(Written request) Every record that follows must be duplicated exactly, with images left out.

(Items)
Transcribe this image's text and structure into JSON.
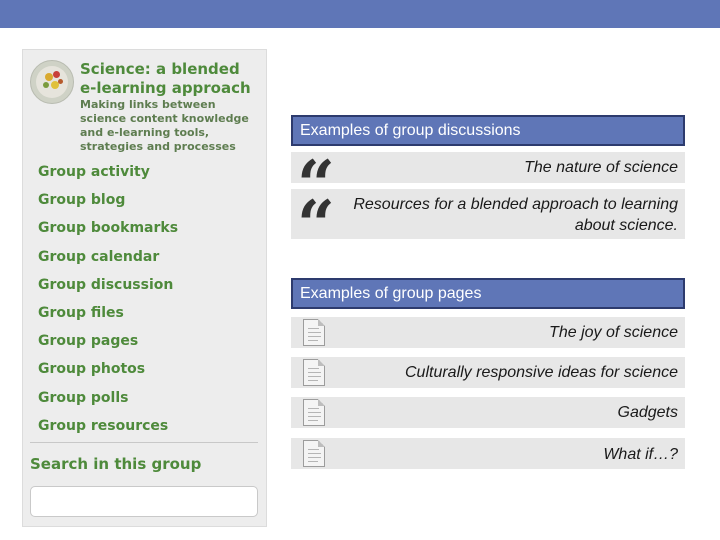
{
  "sidebar": {
    "group_title": "Science: a blended e-learning approach",
    "group_description": "Making links between science content knowledge and e-learning tools, strategies and processes",
    "menu": [
      "Group activity",
      "Group blog",
      "Group bookmarks",
      "Group calendar",
      "Group discussion",
      "Group files",
      "Group pages",
      "Group photos",
      "Group polls",
      "Group resources"
    ],
    "search_label": "Search in this group",
    "search_value": ""
  },
  "discussions": {
    "header": "Examples of group discussions",
    "items": [
      "The nature of science",
      "Resources for a blended approach to learning about science."
    ],
    "icon": "quote-icon"
  },
  "pages": {
    "header": "Examples of group pages",
    "items": [
      "The joy of science",
      "Culturally responsive ideas for science",
      "Gadgets",
      "What if…?"
    ],
    "icon": "page-icon"
  },
  "colors": {
    "top_bar": "#5f76b7",
    "header_fill": "#5f76b7",
    "header_border": "#2d3b6e",
    "menu_text": "#4e8a3b",
    "item_background": "#e7e7e7",
    "sidebar_background": "#ededed"
  }
}
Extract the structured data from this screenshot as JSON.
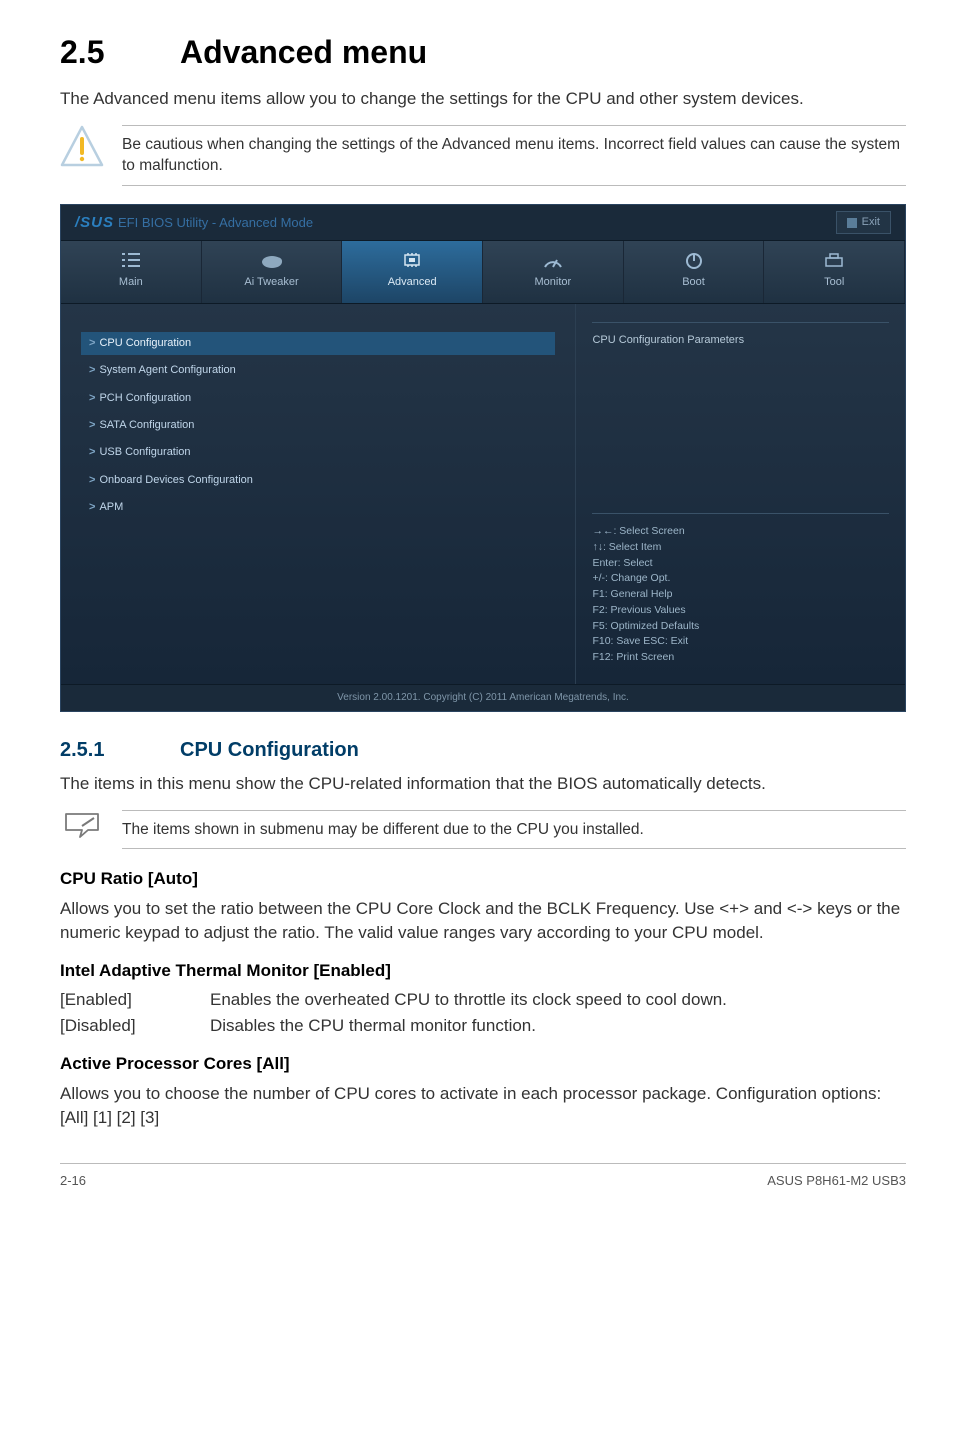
{
  "section": {
    "num": "2.5",
    "title": "Advanced menu"
  },
  "intro": "The Advanced menu items allow you to change the settings for the CPU and other system devices.",
  "caution": "Be cautious when changing the settings of the Advanced menu items. Incorrect field values can cause the system to malfunction.",
  "bios": {
    "brand": "/SUS",
    "utility": "EFI BIOS Utility - Advanced Mode",
    "exit": "Exit",
    "tabs": [
      "Main",
      "Ai Tweaker",
      "Advanced",
      "Monitor",
      "Boot",
      "Tool"
    ],
    "active_tab": 2,
    "menu": [
      "CPU Configuration",
      "System Agent Configuration",
      "PCH Configuration",
      "SATA Configuration",
      "USB Configuration",
      "Onboard Devices Configuration",
      "APM"
    ],
    "selected_menu": 0,
    "info_panel": "CPU Configuration Parameters",
    "hints": [
      "→←: Select Screen",
      "↑↓: Select Item",
      "Enter: Select",
      "+/-: Change Opt.",
      "F1: General Help",
      "F2: Previous Values",
      "F5: Optimized Defaults",
      "F10: Save   ESC: Exit",
      "F12: Print Screen"
    ],
    "footer": "Version 2.00.1201.  Copyright (C) 2011 American Megatrends, Inc."
  },
  "sub": {
    "num": "2.5.1",
    "title": "CPU Configuration"
  },
  "sub_intro": "The items in this menu show the CPU-related information that the BIOS automatically detects.",
  "note": "The items shown in submenu may be different due to the CPU you installed.",
  "cpu_ratio": {
    "heading": "CPU Ratio [Auto]",
    "body": "Allows you to set the ratio between the CPU Core Clock and the BCLK Frequency. Use <+> and <-> keys or the numeric keypad to adjust the ratio. The valid value ranges vary according to your CPU model."
  },
  "thermal": {
    "heading": "Intel Adaptive Thermal Monitor [Enabled]",
    "options": [
      {
        "k": "[Enabled]",
        "v": "Enables the overheated CPU to throttle its clock speed to cool down."
      },
      {
        "k": "[Disabled]",
        "v": "Disables the CPU thermal monitor function."
      }
    ]
  },
  "cores": {
    "heading": "Active Processor Cores [All]",
    "body": "Allows you to choose the number of CPU cores to activate in each processor package. Configuration options: [All] [1] [2] [3]"
  },
  "footer": {
    "page": "2-16",
    "product": "ASUS P8H61-M2 USB3"
  }
}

(Result for this task)
Transcribe this image's text and structure into JSON.
{
  "sidebar": {
    "group_title": "Science: a blended e-learning approach",
    "group_description": "Making links between science content knowledge and e-learning tools, strategies and processes",
    "menu": [
      "Group activity",
      "Group blog",
      "Group bookmarks",
      "Group calendar",
      "Group discussion",
      "Group files",
      "Group pages",
      "Group photos",
      "Group polls",
      "Group resources"
    ],
    "search_label": "Search in this group",
    "search_value": ""
  },
  "discussions": {
    "header": "Examples of group discussions",
    "items": [
      "The nature of science",
      "Resources for a blended approach to learning about science."
    ],
    "icon": "quote-icon"
  },
  "pages": {
    "header": "Examples of group pages",
    "items": [
      "The joy of science",
      "Culturally responsive ideas for science",
      "Gadgets",
      "What if…?"
    ],
    "icon": "page-icon"
  },
  "colors": {
    "top_bar": "#5f76b7",
    "header_fill": "#5f76b7",
    "header_border": "#2d3b6e",
    "menu_text": "#4e8a3b",
    "item_background": "#e7e7e7",
    "sidebar_background": "#ededed"
  }
}
Extract the structured data from this screenshot as JSON.
{
  "section": {
    "num": "2.5",
    "title": "Advanced menu"
  },
  "intro": "The Advanced menu items allow you to change the settings for the CPU and other system devices.",
  "caution": "Be cautious when changing the settings of the Advanced menu items. Incorrect field values can cause the system to malfunction.",
  "bios": {
    "brand": "/SUS",
    "utility": "EFI BIOS Utility - Advanced Mode",
    "exit": "Exit",
    "tabs": [
      "Main",
      "Ai Tweaker",
      "Advanced",
      "Monitor",
      "Boot",
      "Tool"
    ],
    "active_tab": 2,
    "menu": [
      "CPU Configuration",
      "System Agent Configuration",
      "PCH Configuration",
      "SATA Configuration",
      "USB Configuration",
      "Onboard Devices Configuration",
      "APM"
    ],
    "selected_menu": 0,
    "info_panel": "CPU Configuration Parameters",
    "hints": [
      "→←: Select Screen",
      "↑↓: Select Item",
      "Enter: Select",
      "+/-: Change Opt.",
      "F1: General Help",
      "F2: Previous Values",
      "F5: Optimized Defaults",
      "F10: Save   ESC: Exit",
      "F12: Print Screen"
    ],
    "footer": "Version 2.00.1201.  Copyright (C) 2011 American Megatrends, Inc."
  },
  "sub": {
    "num": "2.5.1",
    "title": "CPU Configuration"
  },
  "sub_intro": "The items in this menu show the CPU-related information that the BIOS automatically detects.",
  "note": "The items shown in submenu may be different due to the CPU you installed.",
  "cpu_ratio": {
    "heading": "CPU Ratio [Auto]",
    "body": "Allows you to set the ratio between the CPU Core Clock and the BCLK Frequency. Use <+> and <-> keys or the numeric keypad to adjust the ratio. The valid value ranges vary according to your CPU model."
  },
  "thermal": {
    "heading": "Intel Adaptive Thermal Monitor [Enabled]",
    "options": [
      {
        "k": "[Enabled]",
        "v": "Enables the overheated CPU to throttle its clock speed to cool down."
      },
      {
        "k": "[Disabled]",
        "v": "Disables the CPU thermal monitor function."
      }
    ]
  },
  "cores": {
    "heading": "Active Processor Cores [All]",
    "body": "Allows you to choose the number of CPU cores to activate in each processor package. Configuration options: [All] [1] [2] [3]"
  },
  "footer": {
    "page": "2-16",
    "product": "ASUS P8H61-M2 USB3"
  }
}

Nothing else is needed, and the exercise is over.